-- Excerpted records start --

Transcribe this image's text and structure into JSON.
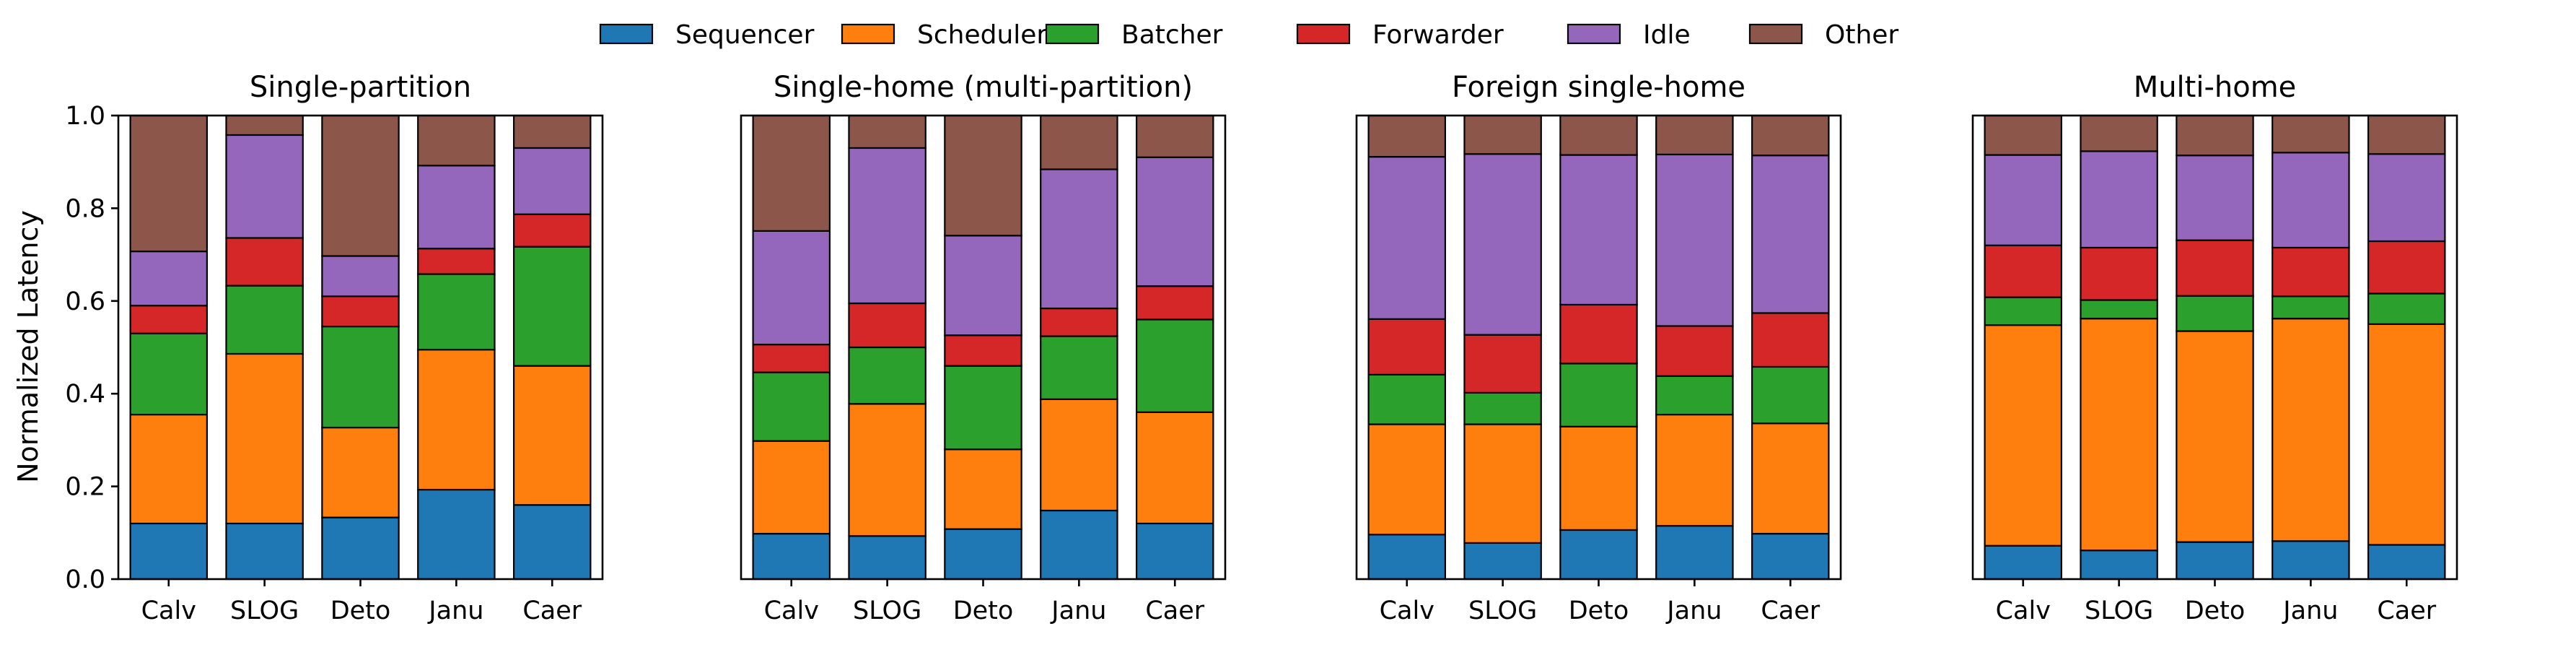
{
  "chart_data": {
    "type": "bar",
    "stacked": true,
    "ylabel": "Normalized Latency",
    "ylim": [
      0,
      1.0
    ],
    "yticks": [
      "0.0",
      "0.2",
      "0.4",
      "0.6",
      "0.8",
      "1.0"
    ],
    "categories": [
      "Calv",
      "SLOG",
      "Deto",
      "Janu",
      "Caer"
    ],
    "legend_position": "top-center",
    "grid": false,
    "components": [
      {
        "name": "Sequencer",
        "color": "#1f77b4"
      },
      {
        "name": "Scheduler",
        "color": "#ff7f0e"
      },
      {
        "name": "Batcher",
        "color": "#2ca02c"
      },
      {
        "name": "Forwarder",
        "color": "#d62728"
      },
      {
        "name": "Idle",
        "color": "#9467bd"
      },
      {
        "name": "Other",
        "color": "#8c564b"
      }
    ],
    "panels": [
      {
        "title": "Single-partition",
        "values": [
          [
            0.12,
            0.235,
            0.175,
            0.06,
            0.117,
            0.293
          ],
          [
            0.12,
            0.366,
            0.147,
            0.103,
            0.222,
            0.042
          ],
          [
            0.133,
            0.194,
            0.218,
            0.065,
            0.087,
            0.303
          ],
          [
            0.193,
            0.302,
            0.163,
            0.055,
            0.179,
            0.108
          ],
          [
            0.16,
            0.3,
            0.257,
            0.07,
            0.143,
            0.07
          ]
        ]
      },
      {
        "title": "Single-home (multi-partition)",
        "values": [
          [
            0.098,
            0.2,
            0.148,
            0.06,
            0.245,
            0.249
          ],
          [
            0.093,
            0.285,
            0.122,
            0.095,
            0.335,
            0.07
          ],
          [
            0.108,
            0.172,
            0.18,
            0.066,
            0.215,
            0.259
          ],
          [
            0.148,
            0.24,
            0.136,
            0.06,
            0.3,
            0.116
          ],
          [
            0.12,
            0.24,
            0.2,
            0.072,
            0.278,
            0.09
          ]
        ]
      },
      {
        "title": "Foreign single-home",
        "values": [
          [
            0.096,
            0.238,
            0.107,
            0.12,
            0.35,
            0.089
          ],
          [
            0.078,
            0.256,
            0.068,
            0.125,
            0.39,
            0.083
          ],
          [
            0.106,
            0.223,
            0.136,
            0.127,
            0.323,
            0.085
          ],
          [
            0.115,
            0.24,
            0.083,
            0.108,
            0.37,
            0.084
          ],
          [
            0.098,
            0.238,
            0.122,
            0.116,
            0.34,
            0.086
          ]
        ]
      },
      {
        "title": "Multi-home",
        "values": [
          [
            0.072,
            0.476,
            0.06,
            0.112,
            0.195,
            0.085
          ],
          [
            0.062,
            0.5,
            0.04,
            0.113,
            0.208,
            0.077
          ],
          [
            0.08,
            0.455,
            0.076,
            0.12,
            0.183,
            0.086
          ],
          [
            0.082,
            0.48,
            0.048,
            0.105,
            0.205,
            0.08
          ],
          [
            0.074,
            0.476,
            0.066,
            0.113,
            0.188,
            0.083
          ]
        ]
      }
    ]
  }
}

-- Excerpted records end --

**Required work:**
Retype the records exactly. Any image in them should not appear in what you write.

**The response:**
Transcribe this image's text and structure into JSON.
{
  "chart_data": {
    "type": "bar",
    "stacked": true,
    "ylabel": "Normalized Latency",
    "ylim": [
      0,
      1.0
    ],
    "yticks": [
      "0.0",
      "0.2",
      "0.4",
      "0.6",
      "0.8",
      "1.0"
    ],
    "categories": [
      "Calv",
      "SLOG",
      "Deto",
      "Janu",
      "Caer"
    ],
    "legend_position": "top-center",
    "grid": false,
    "components": [
      {
        "name": "Sequencer",
        "color": "#1f77b4"
      },
      {
        "name": "Scheduler",
        "color": "#ff7f0e"
      },
      {
        "name": "Batcher",
        "color": "#2ca02c"
      },
      {
        "name": "Forwarder",
        "color": "#d62728"
      },
      {
        "name": "Idle",
        "color": "#9467bd"
      },
      {
        "name": "Other",
        "color": "#8c564b"
      }
    ],
    "panels": [
      {
        "title": "Single-partition",
        "values": [
          [
            0.12,
            0.235,
            0.175,
            0.06,
            0.117,
            0.293
          ],
          [
            0.12,
            0.366,
            0.147,
            0.103,
            0.222,
            0.042
          ],
          [
            0.133,
            0.194,
            0.218,
            0.065,
            0.087,
            0.303
          ],
          [
            0.193,
            0.302,
            0.163,
            0.055,
            0.179,
            0.108
          ],
          [
            0.16,
            0.3,
            0.257,
            0.07,
            0.143,
            0.07
          ]
        ]
      },
      {
        "title": "Single-home (multi-partition)",
        "values": [
          [
            0.098,
            0.2,
            0.148,
            0.06,
            0.245,
            0.249
          ],
          [
            0.093,
            0.285,
            0.122,
            0.095,
            0.335,
            0.07
          ],
          [
            0.108,
            0.172,
            0.18,
            0.066,
            0.215,
            0.259
          ],
          [
            0.148,
            0.24,
            0.136,
            0.06,
            0.3,
            0.116
          ],
          [
            0.12,
            0.24,
            0.2,
            0.072,
            0.278,
            0.09
          ]
        ]
      },
      {
        "title": "Foreign single-home",
        "values": [
          [
            0.096,
            0.238,
            0.107,
            0.12,
            0.35,
            0.089
          ],
          [
            0.078,
            0.256,
            0.068,
            0.125,
            0.39,
            0.083
          ],
          [
            0.106,
            0.223,
            0.136,
            0.127,
            0.323,
            0.085
          ],
          [
            0.115,
            0.24,
            0.083,
            0.108,
            0.37,
            0.084
          ],
          [
            0.098,
            0.238,
            0.122,
            0.116,
            0.34,
            0.086
          ]
        ]
      },
      {
        "title": "Multi-home",
        "values": [
          [
            0.072,
            0.476,
            0.06,
            0.112,
            0.195,
            0.085
          ],
          [
            0.062,
            0.5,
            0.04,
            0.113,
            0.208,
            0.077
          ],
          [
            0.08,
            0.455,
            0.076,
            0.12,
            0.183,
            0.086
          ],
          [
            0.082,
            0.48,
            0.048,
            0.105,
            0.205,
            0.08
          ],
          [
            0.074,
            0.476,
            0.066,
            0.113,
            0.188,
            0.083
          ]
        ]
      }
    ]
  }
}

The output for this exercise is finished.